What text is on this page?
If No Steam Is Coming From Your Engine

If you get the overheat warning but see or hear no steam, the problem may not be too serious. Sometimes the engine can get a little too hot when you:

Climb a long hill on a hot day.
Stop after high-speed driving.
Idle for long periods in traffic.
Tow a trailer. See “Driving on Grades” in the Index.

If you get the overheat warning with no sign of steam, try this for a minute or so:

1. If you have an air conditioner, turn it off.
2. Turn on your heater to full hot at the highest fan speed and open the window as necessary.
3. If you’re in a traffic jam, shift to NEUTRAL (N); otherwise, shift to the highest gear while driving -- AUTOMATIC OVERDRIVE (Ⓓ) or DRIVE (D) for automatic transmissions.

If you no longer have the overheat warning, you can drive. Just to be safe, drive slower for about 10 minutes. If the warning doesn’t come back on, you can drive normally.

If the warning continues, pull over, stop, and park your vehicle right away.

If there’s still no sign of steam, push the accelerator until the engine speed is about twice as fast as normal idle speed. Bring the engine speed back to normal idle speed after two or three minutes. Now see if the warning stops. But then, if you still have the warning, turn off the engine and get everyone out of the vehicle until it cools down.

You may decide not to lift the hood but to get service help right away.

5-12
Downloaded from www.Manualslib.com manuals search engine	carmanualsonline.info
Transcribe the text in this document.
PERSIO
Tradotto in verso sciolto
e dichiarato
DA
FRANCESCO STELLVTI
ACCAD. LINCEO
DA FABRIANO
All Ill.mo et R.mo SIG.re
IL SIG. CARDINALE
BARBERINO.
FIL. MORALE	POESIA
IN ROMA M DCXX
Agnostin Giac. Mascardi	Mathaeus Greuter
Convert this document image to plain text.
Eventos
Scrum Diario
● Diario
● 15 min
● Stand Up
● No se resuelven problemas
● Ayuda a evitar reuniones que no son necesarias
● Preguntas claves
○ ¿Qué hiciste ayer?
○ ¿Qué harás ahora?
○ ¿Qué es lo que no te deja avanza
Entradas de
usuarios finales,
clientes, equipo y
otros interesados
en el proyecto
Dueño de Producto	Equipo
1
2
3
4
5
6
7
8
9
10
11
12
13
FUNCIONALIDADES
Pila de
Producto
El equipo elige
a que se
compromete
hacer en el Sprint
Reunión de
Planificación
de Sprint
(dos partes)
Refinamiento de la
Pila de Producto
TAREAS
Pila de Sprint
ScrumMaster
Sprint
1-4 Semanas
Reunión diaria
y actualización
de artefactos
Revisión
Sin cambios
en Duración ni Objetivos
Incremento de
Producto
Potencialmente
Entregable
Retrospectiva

___

→ **DIRECTIONS FOR THIS TASK**: Above are the entries; count how many of their lines contain the word "right" and give only that number.

→ **SOLUTION**: 2